SET PROBLEM — Print the complete set of entries exactly.

[Records]
------------------------------------------------------------

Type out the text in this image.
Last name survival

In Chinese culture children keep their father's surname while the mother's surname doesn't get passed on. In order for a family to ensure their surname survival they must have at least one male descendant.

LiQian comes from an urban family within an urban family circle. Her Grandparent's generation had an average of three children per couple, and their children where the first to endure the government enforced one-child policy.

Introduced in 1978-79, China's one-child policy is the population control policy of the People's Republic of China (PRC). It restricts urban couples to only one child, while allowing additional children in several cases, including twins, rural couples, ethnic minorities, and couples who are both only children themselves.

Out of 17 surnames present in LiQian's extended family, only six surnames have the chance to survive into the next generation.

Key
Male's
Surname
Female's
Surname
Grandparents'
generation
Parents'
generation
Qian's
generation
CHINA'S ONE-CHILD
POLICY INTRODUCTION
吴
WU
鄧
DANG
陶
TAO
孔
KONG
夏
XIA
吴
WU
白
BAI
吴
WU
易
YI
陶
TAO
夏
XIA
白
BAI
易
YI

------------------------------------------------------------

OUTPUT BELOW —
Type out the text in this image.
Last name survival

In Chinese culture children keep their father's surname while the mother's surname doesn't get passed on. In order for a family to ensure their surname survival they must have at least one male descendant.

LiQian comes from an urban family within an urban family circle. Her Grandparent's generation had an average of three children per couple, and their children where the first to endure the government enforced one-child policy.

Introduced in 1978-79, China's one-child policy is the population control policy of the People's Republic of China (PRC). It restricts urban couples to only one child, while allowing additional children in several cases, including twins, rural couples, ethnic minorities, and couples who are both only children themselves.

Out of 17 surnames present in LiQian's extended family, only six surnames have the chance to survive into the next generation.

Key
Male's
Surname
Female's
Surname
Grandparents'
generation
Parents'
generation
Qian's
generation
CHINA'S ONE-CHILD
POLICY INTRODUCTION
吴
WU
鄧
DANG
陶
TAO
孔
KONG
夏
XIA
吴
WU
白
BAI
吴
WU
易
YI
陶
TAO
夏
XIA
白
BAI
易
YI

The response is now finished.